* WRITTEN INSTRUCTION: Repeat the data word for word. Do not include the pictures.

*** INFORMATION SUPPLIED ***

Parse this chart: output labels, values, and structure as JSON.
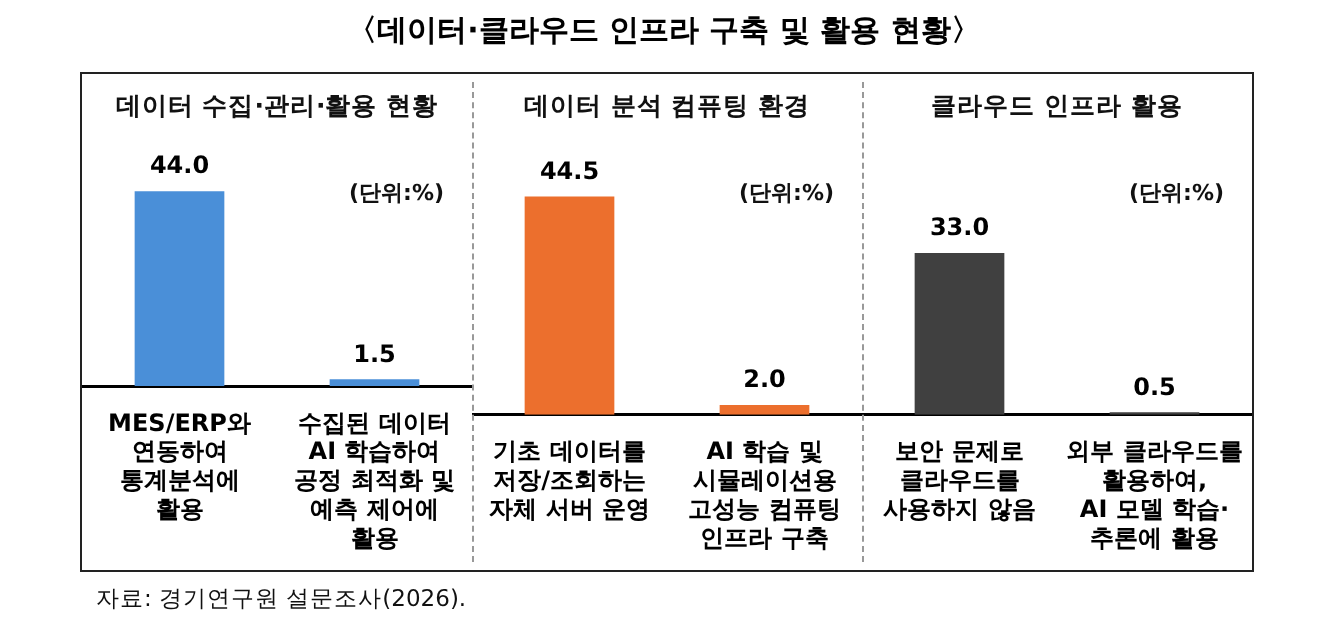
{
  "chart_data": [
    {
      "type": "bar",
      "title": "〈데이터·클라우드 인프라 구축 및 활용 현황〉",
      "subtitle": "데이터 수집·관리·활용 현황",
      "categories": [
        "MES/ERP와\n연동하여\n통계분석에\n활용",
        "수집된 데이터\nAI 학습하여\n공정 최적화 및\n예측 제어에\n활용"
      ],
      "values": [
        44.0,
        1.5
      ],
      "value_labels": [
        "44.0",
        "1.5"
      ],
      "color": "#4a8fd8",
      "annotations": [
        "(단위:%)",
        "자료: 경기연구원 설문조사(2026)."
      ]
    },
    {
      "type": "bar",
      "subtitle": "데이터 분석 컴퓨팅 환경",
      "categories": [
        "기초 데이터를\n저장/조회하는\n자체 서버 운영",
        "AI 학습 및\n시뮬레이션용\n고성능 컴퓨팅\n인프라 구축"
      ],
      "values": [
        44.5,
        2.0
      ],
      "value_labels": [
        "44.5",
        "2.0"
      ],
      "color": "#ec6f2d",
      "annotations": [
        "(단위:%)"
      ]
    },
    {
      "type": "bar",
      "subtitle": "클라우드 인프라 활용",
      "categories": [
        "보안 문제로\n클라우드를\n사용하지 않음",
        "외부 클라우드를\n활용하여,\nAI 모델 학습·\n추론에 활용"
      ],
      "values": [
        33.0,
        0.5
      ],
      "value_labels": [
        "33.0",
        "0.5"
      ],
      "color": "#404040",
      "annotations": [
        "(단위:%)"
      ]
    }
  ]
}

***

* THE OUTPUT:
Parse this chart: output labels, values, and structure as JSON.
{
  "chart_data": [
    {
      "type": "bar",
      "title": "〈데이터·클라우드 인프라 구축 및 활용 현황〉",
      "subtitle": "데이터 수집·관리·활용 현황",
      "categories": [
        "MES/ERP와\n연동하여\n통계분석에\n활용",
        "수집된 데이터\nAI 학습하여\n공정 최적화 및\n예측 제어에\n활용"
      ],
      "values": [
        44.0,
        1.5
      ],
      "value_labels": [
        "44.0",
        "1.5"
      ],
      "color": "#4a8fd8",
      "annotations": [
        "(단위:%)",
        "자료: 경기연구원 설문조사(2026)."
      ]
    },
    {
      "type": "bar",
      "subtitle": "데이터 분석 컴퓨팅 환경",
      "categories": [
        "기초 데이터를\n저장/조회하는\n자체 서버 운영",
        "AI 학습 및\n시뮬레이션용\n고성능 컴퓨팅\n인프라 구축"
      ],
      "values": [
        44.5,
        2.0
      ],
      "value_labels": [
        "44.5",
        "2.0"
      ],
      "color": "#ec6f2d",
      "annotations": [
        "(단위:%)"
      ]
    },
    {
      "type": "bar",
      "subtitle": "클라우드 인프라 활용",
      "categories": [
        "보안 문제로\n클라우드를\n사용하지 않음",
        "외부 클라우드를\n활용하여,\nAI 모델 학습·\n추론에 활용"
      ],
      "values": [
        33.0,
        0.5
      ],
      "value_labels": [
        "33.0",
        "0.5"
      ],
      "color": "#404040",
      "annotations": [
        "(단위:%)"
      ]
    }
  ]
}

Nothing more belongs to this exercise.